— start of DATA ENTRIES —

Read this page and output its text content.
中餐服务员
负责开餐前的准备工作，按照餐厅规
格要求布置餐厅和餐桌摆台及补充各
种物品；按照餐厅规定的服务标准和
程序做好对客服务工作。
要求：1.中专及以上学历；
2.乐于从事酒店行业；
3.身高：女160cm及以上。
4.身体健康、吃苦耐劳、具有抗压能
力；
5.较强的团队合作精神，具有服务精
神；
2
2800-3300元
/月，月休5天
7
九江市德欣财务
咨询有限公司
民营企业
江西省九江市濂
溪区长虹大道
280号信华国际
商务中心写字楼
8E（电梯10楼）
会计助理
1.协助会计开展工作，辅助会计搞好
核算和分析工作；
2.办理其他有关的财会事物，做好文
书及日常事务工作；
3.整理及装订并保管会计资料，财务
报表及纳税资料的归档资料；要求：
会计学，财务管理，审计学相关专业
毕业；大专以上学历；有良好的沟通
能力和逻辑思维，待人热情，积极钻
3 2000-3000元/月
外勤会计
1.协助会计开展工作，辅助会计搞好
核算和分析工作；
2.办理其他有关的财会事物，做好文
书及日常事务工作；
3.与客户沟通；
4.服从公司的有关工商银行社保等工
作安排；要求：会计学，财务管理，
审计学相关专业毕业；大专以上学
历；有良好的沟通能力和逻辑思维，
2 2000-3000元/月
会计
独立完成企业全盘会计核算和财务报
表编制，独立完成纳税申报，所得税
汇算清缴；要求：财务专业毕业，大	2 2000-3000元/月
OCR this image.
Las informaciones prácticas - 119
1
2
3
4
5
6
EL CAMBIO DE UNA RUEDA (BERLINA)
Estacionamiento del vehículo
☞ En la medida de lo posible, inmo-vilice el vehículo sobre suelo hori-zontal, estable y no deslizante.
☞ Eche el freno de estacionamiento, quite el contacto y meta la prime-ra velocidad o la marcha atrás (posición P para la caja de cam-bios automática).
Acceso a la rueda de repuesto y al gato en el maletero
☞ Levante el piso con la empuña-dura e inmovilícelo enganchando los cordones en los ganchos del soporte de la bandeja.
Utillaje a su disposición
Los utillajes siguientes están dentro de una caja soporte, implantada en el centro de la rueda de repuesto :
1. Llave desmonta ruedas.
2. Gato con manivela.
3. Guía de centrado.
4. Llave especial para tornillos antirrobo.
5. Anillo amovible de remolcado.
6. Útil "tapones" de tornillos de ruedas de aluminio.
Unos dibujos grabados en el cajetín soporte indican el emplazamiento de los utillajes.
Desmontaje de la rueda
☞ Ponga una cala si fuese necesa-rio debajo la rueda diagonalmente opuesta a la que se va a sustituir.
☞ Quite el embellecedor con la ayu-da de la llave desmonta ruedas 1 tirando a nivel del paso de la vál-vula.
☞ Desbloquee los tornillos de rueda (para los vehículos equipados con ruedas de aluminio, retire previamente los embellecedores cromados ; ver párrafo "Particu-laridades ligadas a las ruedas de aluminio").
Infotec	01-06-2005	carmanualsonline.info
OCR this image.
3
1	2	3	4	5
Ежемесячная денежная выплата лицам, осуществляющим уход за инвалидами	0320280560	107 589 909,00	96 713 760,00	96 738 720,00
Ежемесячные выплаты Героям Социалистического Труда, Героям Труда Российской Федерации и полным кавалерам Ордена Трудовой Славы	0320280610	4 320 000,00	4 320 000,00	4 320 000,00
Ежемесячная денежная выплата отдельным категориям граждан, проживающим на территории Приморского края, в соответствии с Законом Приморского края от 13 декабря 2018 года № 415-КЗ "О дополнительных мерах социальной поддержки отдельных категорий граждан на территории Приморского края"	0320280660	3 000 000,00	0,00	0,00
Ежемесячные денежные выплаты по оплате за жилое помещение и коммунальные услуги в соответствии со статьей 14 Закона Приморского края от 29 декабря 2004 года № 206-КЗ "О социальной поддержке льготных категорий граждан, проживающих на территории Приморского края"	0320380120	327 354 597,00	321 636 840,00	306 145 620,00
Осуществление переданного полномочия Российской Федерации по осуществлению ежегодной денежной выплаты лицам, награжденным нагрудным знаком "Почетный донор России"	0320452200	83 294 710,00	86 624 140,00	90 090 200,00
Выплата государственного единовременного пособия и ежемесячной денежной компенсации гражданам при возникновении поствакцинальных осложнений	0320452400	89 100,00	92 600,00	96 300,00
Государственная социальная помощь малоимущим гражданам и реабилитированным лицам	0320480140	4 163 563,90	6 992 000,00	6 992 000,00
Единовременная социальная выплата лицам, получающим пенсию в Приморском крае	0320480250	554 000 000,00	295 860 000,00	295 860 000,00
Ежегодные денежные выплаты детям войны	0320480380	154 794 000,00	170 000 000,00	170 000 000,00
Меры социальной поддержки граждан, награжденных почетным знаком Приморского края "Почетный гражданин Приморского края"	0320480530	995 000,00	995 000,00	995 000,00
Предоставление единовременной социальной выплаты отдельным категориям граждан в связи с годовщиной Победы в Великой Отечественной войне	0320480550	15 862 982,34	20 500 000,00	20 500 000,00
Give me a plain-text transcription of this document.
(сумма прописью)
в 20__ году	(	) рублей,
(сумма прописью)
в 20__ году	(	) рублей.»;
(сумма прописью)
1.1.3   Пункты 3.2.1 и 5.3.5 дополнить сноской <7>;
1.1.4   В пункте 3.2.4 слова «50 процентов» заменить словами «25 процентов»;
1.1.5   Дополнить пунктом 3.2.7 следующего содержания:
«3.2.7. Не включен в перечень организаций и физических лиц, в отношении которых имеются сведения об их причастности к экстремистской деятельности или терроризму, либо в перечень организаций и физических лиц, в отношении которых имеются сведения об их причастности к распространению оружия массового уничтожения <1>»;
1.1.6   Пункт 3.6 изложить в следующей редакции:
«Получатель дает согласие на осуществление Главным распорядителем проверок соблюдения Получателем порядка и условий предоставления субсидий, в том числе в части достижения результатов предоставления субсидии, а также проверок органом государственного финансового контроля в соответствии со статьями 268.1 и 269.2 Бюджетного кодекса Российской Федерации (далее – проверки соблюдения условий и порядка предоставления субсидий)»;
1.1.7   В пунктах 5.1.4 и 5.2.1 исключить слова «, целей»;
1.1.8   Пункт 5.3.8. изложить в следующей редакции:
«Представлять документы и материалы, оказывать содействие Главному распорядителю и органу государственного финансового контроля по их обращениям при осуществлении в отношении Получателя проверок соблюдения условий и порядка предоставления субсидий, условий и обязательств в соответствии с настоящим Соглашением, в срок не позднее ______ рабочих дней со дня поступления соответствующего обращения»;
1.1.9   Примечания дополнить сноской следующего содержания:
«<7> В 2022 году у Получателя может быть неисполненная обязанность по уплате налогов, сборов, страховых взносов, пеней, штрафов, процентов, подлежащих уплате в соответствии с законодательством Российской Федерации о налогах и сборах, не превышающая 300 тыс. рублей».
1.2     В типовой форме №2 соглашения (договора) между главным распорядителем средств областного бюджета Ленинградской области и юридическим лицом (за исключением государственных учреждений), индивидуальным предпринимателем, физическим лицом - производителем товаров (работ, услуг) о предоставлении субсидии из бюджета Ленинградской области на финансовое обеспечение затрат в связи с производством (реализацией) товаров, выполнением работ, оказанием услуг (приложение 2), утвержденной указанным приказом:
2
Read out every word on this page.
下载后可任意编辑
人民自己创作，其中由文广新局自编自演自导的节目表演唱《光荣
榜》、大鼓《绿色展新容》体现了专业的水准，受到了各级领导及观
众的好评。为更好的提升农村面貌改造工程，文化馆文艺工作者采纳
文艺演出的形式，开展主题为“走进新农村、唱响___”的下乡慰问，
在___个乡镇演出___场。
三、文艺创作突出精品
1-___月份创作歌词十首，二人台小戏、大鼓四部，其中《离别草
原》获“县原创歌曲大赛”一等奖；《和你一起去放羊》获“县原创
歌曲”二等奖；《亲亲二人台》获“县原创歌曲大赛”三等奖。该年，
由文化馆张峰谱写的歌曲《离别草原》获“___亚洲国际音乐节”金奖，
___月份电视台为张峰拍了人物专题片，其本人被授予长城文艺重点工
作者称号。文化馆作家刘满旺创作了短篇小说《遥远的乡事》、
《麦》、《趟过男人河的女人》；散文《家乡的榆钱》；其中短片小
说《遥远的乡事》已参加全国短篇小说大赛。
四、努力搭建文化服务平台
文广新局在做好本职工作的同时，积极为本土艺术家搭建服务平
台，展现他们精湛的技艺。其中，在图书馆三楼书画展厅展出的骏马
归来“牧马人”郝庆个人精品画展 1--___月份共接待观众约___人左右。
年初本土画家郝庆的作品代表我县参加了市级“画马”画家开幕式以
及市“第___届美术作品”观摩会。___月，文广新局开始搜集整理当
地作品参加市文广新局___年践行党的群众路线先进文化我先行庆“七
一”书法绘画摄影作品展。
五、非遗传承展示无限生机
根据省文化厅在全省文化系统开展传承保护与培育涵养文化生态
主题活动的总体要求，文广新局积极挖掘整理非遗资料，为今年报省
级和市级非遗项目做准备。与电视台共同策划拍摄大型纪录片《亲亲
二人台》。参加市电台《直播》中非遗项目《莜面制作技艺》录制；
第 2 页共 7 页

— end of DATA ENTRIES —

REQUIRED WORK → Find every line above that contains the word "Приморского", and return each one.

EXPECTED ANSWER →
Ежемесячная денежная выплата отдельным категориям граждан, проживающим на территории Приморского края, в соответствии с Законом Приморского края от 13 декабря 2018 года № 415-КЗ "О дополнительных мерах социальной поддержки отдельных категорий граждан на территории Приморского края"	0320280660	3 000 000,00	0,00	0,00
Ежемесячные денежные выплаты по оплате за жилое помещение и коммунальные услуги в соответствии со статьей 14 Закона Приморского края от 29 декабря 2004 года № 206-КЗ "О социальной поддержке льготных категорий граждан, проживающих на территории Приморского края"	0320380120	327 354 597,00	321 636 840,00	306 145 620,00
Меры социальной поддержки граждан, награжденных почетным знаком Приморского края "Почетный гражданин Приморского края"	0320480530	995 000,00	995 000,00	995 000,00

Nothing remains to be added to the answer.